Write the records below out in full, character for character, with no pictures.

___ Extracted information ___

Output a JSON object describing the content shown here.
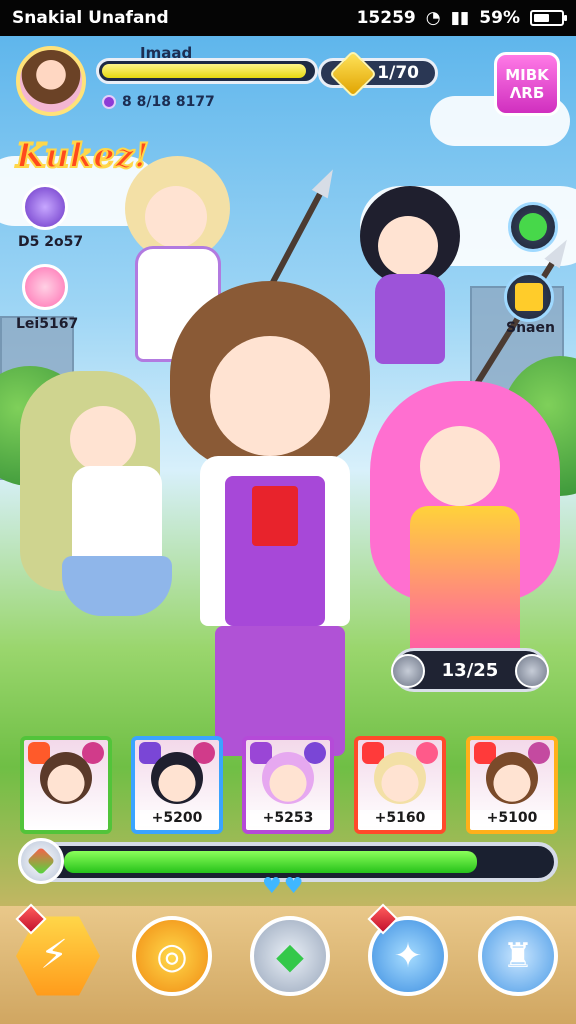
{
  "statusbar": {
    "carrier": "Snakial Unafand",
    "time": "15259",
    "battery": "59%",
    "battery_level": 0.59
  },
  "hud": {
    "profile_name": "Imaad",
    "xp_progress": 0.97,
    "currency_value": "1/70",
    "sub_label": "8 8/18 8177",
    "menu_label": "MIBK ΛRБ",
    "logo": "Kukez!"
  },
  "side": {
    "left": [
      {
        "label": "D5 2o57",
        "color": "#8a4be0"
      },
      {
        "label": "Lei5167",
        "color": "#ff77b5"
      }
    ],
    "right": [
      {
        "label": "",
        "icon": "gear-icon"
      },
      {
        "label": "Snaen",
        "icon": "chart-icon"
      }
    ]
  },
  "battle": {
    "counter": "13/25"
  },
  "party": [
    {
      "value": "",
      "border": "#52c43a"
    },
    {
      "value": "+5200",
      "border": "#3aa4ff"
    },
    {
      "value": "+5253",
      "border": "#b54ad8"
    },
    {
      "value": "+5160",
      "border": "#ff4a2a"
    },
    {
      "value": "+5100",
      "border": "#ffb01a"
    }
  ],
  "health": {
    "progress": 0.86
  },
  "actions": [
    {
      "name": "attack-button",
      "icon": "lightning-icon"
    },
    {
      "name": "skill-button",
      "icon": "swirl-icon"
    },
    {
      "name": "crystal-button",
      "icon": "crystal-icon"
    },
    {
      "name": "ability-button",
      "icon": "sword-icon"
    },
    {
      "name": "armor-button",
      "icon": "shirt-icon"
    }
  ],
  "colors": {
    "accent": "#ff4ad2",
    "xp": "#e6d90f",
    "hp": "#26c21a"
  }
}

___

## Correct output
Output a JSON object describing the content shown here.
{
  "statusbar": {
    "carrier": "Snakial Unafand",
    "time": "15259",
    "battery": "59%",
    "battery_level": 0.59
  },
  "hud": {
    "profile_name": "Imaad",
    "xp_progress": 0.97,
    "currency_value": "1/70",
    "sub_label": "8 8/18 8177",
    "menu_label": "MIBK ΛRБ",
    "logo": "Kukez!"
  },
  "side": {
    "left": [
      {
        "label": "D5 2o57",
        "color": "#8a4be0"
      },
      {
        "label": "Lei5167",
        "color": "#ff77b5"
      }
    ],
    "right": [
      {
        "label": "",
        "icon": "gear-icon"
      },
      {
        "label": "Snaen",
        "icon": "chart-icon"
      }
    ]
  },
  "battle": {
    "counter": "13/25"
  },
  "party": [
    {
      "value": "",
      "border": "#52c43a"
    },
    {
      "value": "+5200",
      "border": "#3aa4ff"
    },
    {
      "value": "+5253",
      "border": "#b54ad8"
    },
    {
      "value": "+5160",
      "border": "#ff4a2a"
    },
    {
      "value": "+5100",
      "border": "#ffb01a"
    }
  ],
  "health": {
    "progress": 0.86
  },
  "actions": [
    {
      "name": "attack-button",
      "icon": "lightning-icon"
    },
    {
      "name": "skill-button",
      "icon": "swirl-icon"
    },
    {
      "name": "crystal-button",
      "icon": "crystal-icon"
    },
    {
      "name": "ability-button",
      "icon": "sword-icon"
    },
    {
      "name": "armor-button",
      "icon": "shirt-icon"
    }
  ],
  "colors": {
    "accent": "#ff4ad2",
    "xp": "#e6d90f",
    "hp": "#26c21a"
  }
}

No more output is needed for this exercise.